YOUR OBJECTIVE: Go through the lines below. Copy those with "JSON".

[Dataset entries on figures]
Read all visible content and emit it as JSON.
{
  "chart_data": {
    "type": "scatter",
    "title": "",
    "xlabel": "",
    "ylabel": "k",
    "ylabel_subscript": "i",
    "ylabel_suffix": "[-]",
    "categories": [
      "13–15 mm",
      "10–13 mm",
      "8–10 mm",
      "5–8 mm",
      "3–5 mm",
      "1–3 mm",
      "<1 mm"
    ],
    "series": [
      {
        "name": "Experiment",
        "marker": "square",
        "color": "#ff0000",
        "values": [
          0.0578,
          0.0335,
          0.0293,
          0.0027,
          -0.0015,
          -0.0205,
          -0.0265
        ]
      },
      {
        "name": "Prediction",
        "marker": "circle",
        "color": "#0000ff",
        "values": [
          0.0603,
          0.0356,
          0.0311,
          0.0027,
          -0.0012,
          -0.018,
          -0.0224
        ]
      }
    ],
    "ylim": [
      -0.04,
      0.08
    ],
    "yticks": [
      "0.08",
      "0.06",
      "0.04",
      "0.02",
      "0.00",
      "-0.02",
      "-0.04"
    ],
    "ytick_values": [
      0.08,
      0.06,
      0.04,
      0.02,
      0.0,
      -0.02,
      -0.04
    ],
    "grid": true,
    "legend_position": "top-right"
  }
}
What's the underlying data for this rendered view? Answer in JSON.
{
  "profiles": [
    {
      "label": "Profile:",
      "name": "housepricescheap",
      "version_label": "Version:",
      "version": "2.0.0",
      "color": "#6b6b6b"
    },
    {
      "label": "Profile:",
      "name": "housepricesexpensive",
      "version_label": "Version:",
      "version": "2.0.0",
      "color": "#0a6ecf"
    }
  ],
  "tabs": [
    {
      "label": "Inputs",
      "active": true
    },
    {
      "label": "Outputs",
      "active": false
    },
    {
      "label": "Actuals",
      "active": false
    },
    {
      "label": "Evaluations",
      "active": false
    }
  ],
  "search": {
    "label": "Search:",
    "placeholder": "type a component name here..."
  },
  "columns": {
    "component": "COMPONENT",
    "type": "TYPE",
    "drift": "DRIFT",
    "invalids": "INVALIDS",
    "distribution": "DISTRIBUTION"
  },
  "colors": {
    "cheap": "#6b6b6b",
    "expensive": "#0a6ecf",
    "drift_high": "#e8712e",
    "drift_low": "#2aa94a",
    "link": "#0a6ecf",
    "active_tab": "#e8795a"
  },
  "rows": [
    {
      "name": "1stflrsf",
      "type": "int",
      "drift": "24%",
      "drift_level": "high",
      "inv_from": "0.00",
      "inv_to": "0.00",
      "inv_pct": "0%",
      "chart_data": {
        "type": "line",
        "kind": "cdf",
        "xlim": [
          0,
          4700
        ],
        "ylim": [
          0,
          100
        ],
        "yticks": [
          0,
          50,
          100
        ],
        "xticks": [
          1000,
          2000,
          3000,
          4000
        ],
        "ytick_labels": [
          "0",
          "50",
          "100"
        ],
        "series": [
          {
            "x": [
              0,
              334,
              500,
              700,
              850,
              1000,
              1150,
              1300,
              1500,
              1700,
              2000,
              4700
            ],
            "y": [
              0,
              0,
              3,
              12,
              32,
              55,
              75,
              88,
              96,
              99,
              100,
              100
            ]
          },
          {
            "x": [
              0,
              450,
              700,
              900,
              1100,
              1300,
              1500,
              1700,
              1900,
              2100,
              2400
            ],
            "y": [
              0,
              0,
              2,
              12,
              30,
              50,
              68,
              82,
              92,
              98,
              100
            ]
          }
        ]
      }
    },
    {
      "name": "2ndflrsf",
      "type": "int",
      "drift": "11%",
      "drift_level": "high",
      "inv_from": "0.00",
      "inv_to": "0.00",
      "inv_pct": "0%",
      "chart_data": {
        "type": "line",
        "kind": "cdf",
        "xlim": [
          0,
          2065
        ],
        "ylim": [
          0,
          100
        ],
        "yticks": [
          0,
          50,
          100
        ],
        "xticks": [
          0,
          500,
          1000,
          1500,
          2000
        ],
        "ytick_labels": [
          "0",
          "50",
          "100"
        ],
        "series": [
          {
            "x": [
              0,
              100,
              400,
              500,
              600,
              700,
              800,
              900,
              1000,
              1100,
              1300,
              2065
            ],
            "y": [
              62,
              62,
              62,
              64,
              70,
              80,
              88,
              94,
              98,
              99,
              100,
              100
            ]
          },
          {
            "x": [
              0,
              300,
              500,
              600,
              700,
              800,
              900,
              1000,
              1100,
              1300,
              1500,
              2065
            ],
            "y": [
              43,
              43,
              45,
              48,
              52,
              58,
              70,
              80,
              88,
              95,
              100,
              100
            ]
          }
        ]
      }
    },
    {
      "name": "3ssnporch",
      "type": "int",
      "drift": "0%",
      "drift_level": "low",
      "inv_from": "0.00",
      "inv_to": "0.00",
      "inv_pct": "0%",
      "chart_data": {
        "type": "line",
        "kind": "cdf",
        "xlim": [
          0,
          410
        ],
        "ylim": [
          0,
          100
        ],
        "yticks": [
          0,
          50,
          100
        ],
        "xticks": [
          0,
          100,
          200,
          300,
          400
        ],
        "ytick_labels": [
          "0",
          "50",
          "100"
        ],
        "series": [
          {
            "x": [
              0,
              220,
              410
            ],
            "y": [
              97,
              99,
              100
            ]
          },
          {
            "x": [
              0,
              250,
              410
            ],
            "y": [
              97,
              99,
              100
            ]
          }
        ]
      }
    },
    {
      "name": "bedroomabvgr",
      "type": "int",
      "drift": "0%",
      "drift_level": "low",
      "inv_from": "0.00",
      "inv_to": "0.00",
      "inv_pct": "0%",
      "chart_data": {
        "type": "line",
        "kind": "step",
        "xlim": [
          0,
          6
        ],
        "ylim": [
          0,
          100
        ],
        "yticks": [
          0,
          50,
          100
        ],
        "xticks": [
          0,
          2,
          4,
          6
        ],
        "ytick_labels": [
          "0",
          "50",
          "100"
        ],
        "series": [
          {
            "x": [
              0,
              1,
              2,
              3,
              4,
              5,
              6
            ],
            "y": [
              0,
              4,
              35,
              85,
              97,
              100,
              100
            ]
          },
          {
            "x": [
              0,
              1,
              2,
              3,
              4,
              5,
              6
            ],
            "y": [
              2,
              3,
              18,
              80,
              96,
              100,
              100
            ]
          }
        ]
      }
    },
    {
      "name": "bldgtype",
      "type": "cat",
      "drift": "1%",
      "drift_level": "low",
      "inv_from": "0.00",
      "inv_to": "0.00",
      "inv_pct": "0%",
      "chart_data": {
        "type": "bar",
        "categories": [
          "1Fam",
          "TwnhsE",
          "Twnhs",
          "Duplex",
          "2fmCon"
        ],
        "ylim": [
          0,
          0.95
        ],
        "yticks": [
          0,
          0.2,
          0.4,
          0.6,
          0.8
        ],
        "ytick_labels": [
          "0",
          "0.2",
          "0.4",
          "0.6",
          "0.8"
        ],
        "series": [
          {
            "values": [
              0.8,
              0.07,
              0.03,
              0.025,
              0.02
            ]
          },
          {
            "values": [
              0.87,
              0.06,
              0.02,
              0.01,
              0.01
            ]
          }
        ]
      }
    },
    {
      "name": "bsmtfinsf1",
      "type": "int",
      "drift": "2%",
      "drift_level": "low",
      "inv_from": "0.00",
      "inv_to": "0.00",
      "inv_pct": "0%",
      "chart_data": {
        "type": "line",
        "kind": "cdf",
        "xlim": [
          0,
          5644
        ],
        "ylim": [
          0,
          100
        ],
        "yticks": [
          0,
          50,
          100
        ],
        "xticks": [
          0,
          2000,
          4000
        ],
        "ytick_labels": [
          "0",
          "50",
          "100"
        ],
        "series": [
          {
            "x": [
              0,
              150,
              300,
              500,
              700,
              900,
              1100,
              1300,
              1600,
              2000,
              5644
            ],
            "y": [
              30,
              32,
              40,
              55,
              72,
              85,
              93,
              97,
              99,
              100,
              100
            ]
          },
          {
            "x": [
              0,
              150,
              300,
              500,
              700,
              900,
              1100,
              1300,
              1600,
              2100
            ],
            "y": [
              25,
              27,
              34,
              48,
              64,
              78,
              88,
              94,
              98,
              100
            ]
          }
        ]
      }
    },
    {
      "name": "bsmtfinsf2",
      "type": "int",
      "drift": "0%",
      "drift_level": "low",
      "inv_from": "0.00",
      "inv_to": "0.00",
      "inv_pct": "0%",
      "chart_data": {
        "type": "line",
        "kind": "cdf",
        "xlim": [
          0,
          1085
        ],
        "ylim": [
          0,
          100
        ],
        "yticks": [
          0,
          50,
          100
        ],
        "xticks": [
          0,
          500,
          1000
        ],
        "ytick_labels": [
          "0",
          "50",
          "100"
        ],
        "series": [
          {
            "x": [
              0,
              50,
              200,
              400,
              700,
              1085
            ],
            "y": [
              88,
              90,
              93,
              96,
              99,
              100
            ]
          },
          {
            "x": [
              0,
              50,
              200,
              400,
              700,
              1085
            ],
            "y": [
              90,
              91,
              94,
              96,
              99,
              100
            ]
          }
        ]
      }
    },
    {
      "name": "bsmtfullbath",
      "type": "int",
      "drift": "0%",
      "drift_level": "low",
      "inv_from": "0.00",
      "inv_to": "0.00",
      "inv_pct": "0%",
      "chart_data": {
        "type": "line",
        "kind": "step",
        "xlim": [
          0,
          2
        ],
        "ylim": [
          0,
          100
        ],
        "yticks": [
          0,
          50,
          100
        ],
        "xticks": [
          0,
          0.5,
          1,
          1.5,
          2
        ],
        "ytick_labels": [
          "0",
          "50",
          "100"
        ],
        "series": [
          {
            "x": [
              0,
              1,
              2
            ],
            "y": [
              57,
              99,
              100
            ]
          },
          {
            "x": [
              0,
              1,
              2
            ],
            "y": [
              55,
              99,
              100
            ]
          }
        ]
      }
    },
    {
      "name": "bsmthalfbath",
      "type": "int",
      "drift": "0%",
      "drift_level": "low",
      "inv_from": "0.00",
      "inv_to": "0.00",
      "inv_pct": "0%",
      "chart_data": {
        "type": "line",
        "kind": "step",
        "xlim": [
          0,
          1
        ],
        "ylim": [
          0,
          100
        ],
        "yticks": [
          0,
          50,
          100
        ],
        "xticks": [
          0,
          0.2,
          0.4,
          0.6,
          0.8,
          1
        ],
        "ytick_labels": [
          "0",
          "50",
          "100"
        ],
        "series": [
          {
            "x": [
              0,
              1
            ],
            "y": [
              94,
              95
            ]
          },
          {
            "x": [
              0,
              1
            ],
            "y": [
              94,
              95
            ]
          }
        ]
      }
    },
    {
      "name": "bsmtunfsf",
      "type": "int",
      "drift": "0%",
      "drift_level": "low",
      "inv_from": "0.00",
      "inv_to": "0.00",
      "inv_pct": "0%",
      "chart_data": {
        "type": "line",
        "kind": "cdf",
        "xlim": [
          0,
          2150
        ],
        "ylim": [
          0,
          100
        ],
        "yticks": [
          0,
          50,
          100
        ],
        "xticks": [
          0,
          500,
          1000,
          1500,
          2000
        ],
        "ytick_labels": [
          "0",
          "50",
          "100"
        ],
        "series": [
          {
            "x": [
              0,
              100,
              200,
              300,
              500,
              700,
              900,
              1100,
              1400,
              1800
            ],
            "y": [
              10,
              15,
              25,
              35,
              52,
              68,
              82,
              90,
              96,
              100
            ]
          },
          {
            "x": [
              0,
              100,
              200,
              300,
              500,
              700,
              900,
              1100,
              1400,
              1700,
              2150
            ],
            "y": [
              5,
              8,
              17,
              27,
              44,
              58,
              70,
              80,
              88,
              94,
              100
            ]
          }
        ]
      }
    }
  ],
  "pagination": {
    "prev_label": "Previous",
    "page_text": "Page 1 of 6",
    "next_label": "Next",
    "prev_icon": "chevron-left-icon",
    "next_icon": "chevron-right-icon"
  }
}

SOLUTION:
Read all visible content and emit it as JSON.
What's the underlying data for this rendered view? Answer in JSON.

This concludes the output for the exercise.